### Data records
==========
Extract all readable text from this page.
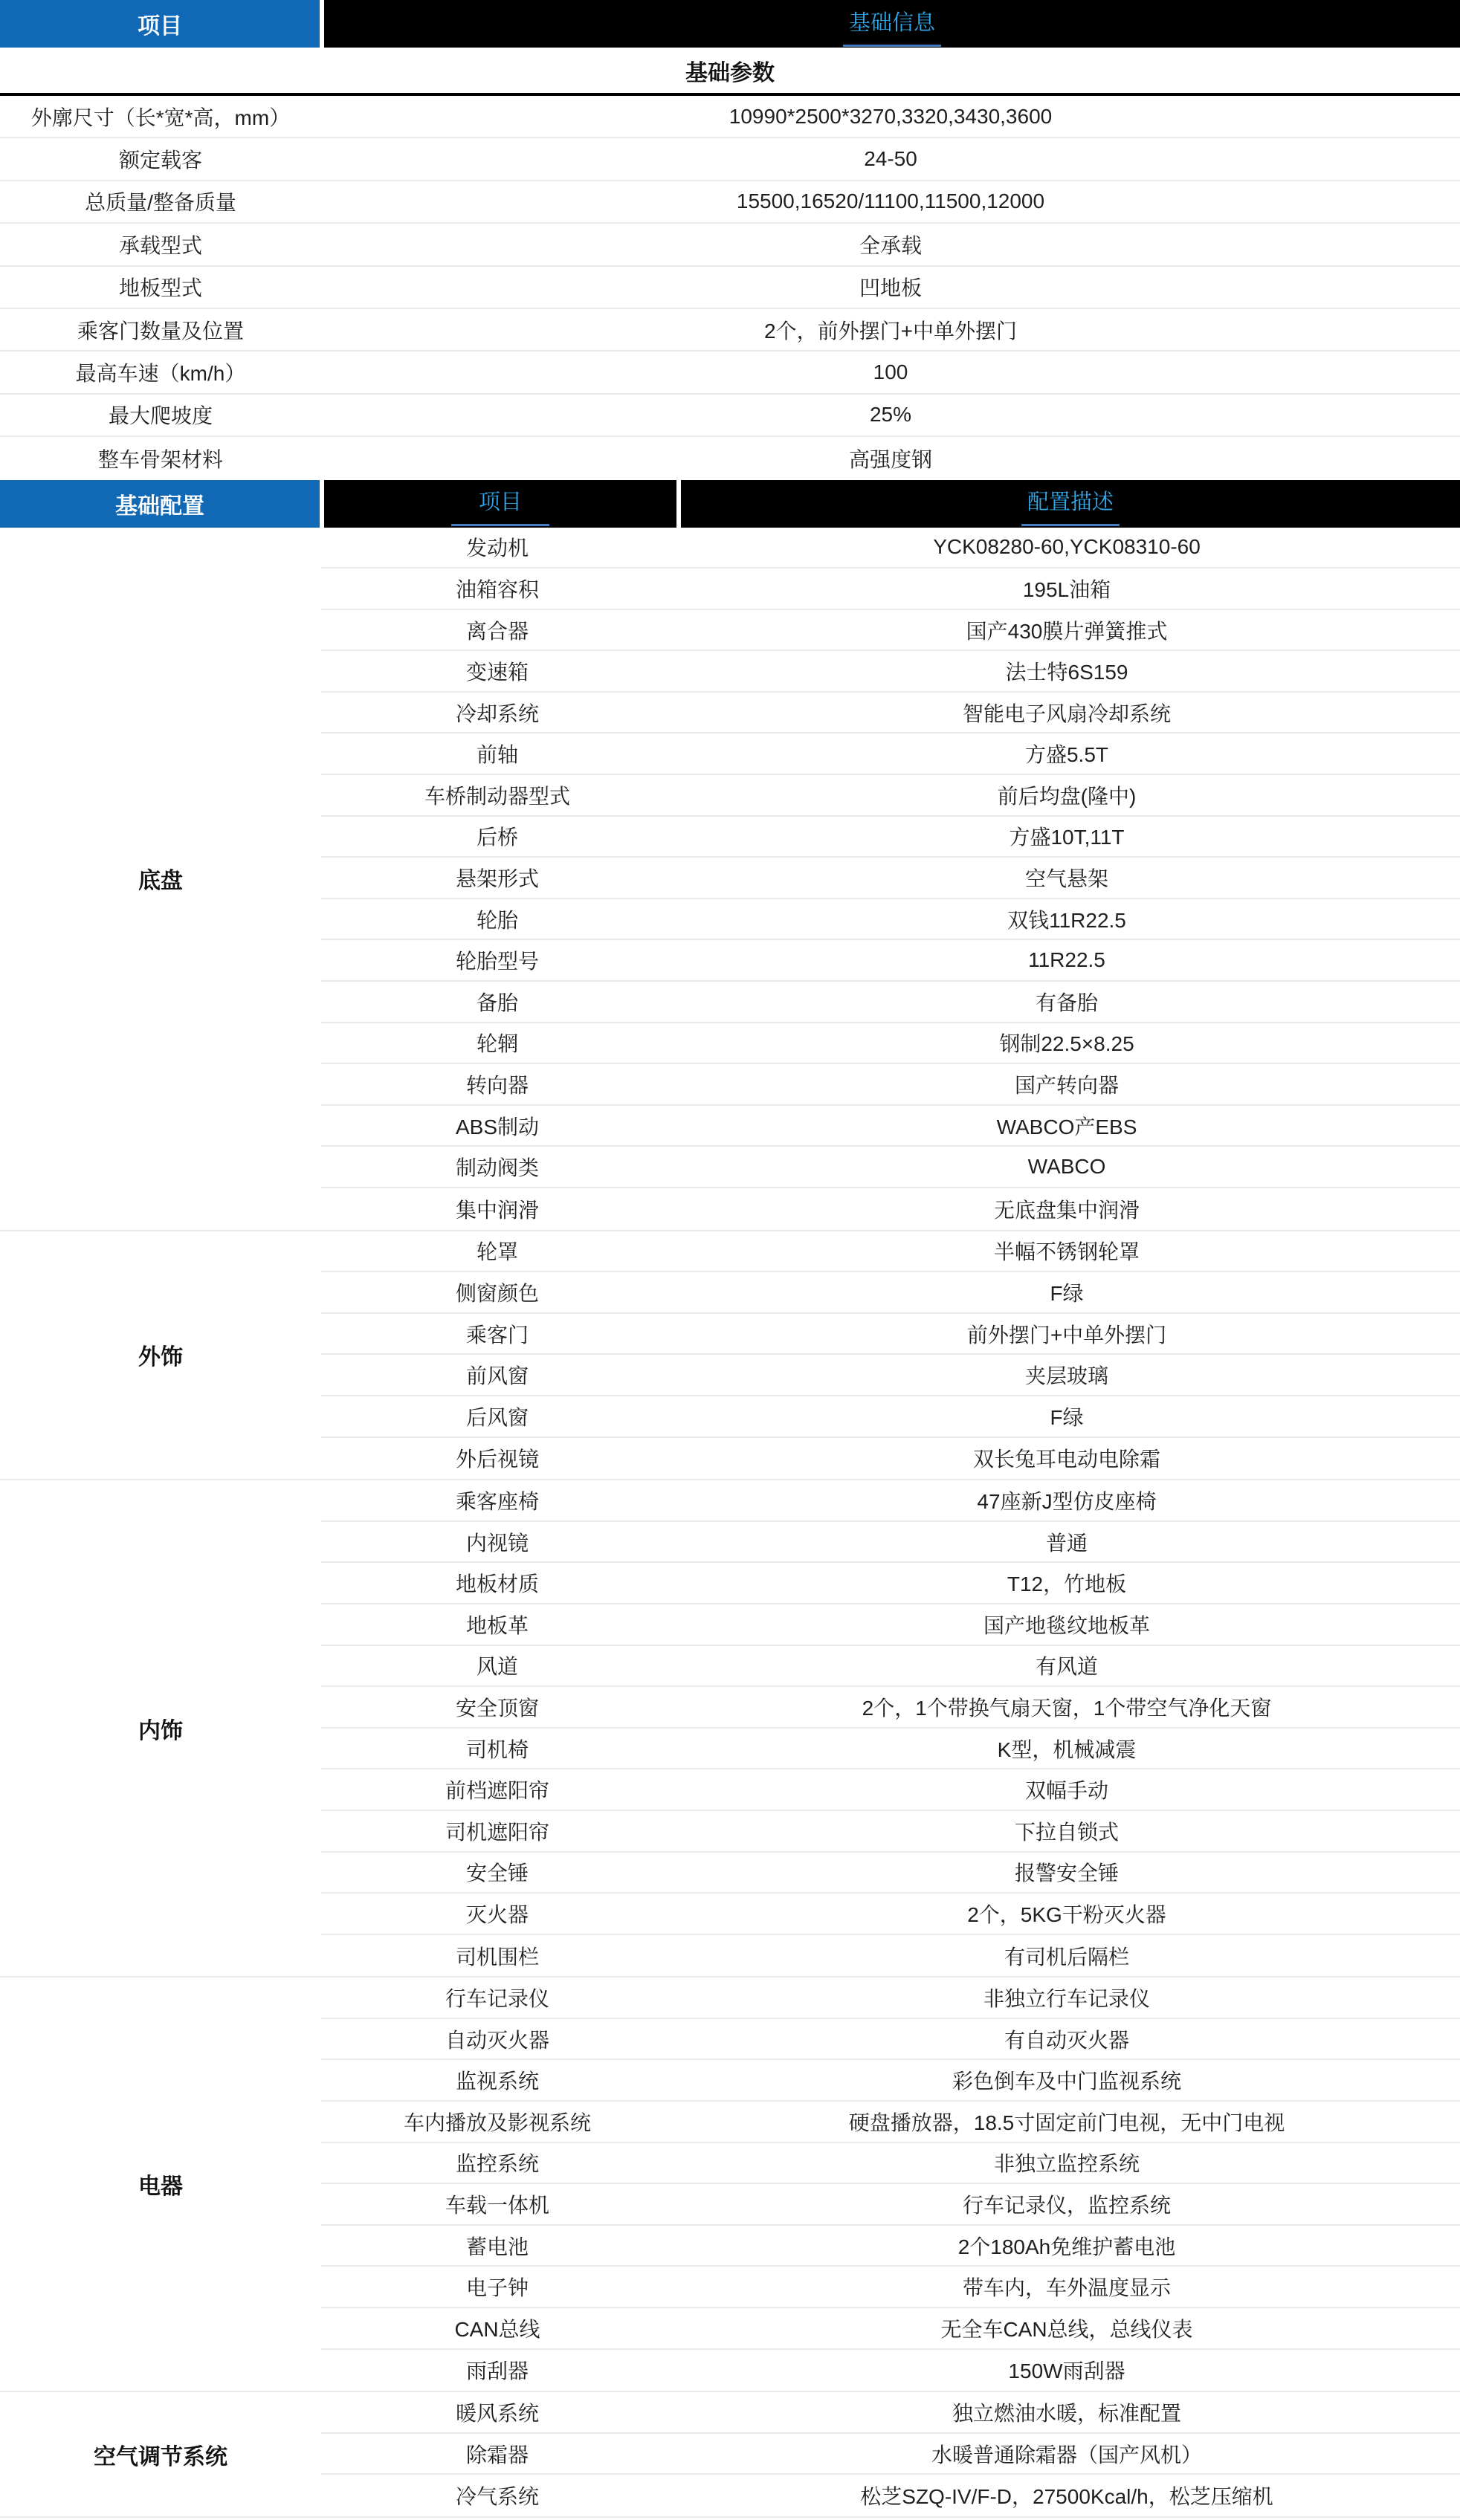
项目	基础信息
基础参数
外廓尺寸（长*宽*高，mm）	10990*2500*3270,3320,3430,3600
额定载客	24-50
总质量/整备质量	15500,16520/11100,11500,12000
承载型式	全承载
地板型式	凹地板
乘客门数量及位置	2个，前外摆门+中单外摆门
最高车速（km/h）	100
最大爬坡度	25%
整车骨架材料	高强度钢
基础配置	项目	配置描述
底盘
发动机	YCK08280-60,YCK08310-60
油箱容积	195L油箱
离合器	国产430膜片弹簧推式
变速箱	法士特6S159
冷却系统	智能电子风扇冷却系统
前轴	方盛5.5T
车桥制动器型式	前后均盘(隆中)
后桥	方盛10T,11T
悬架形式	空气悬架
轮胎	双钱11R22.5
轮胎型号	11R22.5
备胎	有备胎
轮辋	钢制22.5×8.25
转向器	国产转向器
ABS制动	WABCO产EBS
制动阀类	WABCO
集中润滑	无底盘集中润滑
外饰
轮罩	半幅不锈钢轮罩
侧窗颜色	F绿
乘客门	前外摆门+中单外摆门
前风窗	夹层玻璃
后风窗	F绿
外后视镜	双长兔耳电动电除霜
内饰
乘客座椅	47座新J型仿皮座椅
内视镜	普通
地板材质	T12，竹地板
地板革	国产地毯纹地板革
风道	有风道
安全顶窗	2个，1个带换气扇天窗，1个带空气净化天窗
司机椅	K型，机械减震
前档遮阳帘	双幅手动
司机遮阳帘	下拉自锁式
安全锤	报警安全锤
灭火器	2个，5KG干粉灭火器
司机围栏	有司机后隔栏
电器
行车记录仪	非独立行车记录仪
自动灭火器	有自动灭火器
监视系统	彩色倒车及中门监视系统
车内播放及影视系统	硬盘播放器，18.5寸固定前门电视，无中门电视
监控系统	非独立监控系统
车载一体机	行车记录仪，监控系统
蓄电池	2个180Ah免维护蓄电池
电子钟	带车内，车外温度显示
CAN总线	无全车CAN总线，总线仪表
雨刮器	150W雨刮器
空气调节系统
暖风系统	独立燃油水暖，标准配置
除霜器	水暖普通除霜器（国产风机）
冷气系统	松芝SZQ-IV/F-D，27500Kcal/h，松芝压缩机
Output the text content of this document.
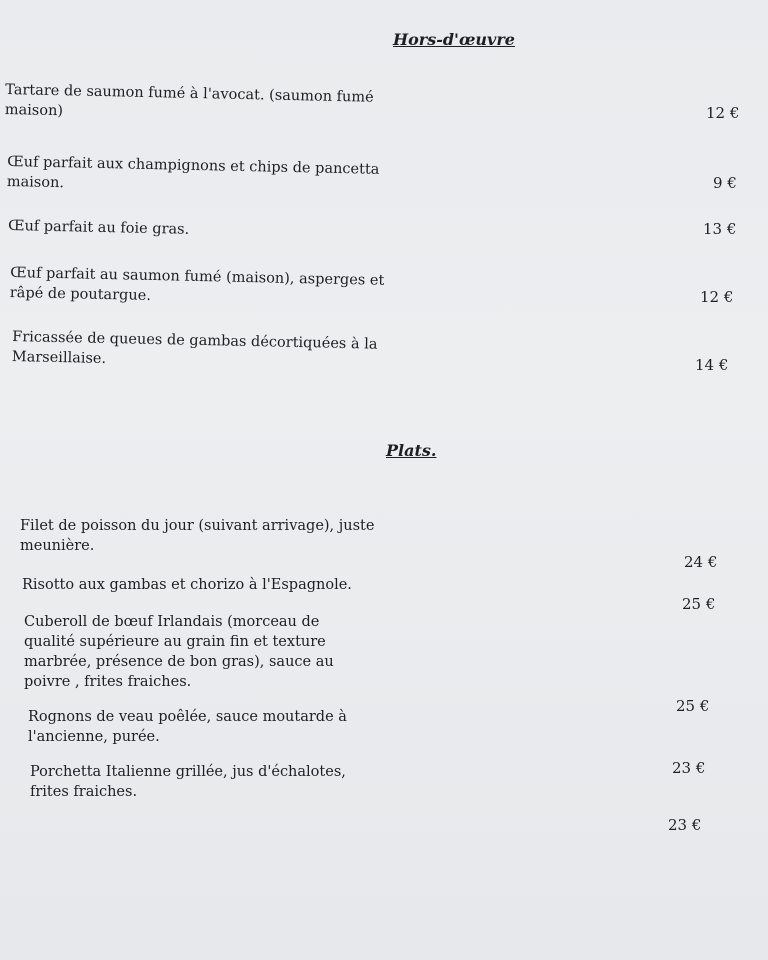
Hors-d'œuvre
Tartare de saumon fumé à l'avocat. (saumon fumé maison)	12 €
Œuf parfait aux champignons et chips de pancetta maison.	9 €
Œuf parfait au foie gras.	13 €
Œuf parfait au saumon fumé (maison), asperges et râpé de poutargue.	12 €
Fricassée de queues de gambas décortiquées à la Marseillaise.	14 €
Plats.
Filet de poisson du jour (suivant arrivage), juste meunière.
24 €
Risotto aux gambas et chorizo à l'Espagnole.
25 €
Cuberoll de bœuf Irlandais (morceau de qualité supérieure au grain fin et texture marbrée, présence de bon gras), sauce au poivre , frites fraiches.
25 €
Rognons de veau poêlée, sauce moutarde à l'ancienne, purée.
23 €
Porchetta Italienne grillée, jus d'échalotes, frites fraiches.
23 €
==========
### REQUIREMENTS
From the material above, write out exactly the lines from the line with "Output the text content of this document." through the closing line, inclusive, and no pictures.

### OUTPUT FOR THIS EXERCISE
Output the text content of this document.
Hors-d'œuvre
Tartare de saumon fumé à l'avocat. (saumon fumé maison)	12 €
Œuf parfait aux champignons et chips de pancetta maison.	9 €
Œuf parfait au foie gras.	13 €
Œuf parfait au saumon fumé (maison), asperges et râpé de poutargue.	12 €
Fricassée de queues de gambas décortiquées à la Marseillaise.	14 €
Plats.
Filet de poisson du jour (suivant arrivage), juste meunière.
24 €
Risotto aux gambas et chorizo à l'Espagnole.
25 €
Cuberoll de bœuf Irlandais (morceau de qualité supérieure au grain fin et texture marbrée, présence de bon gras), sauce au poivre , frites fraiches.
25 €
Rognons de veau poêlée, sauce moutarde à l'ancienne, purée.
23 €
Porchetta Italienne grillée, jus d'échalotes, frites fraiches.
23 €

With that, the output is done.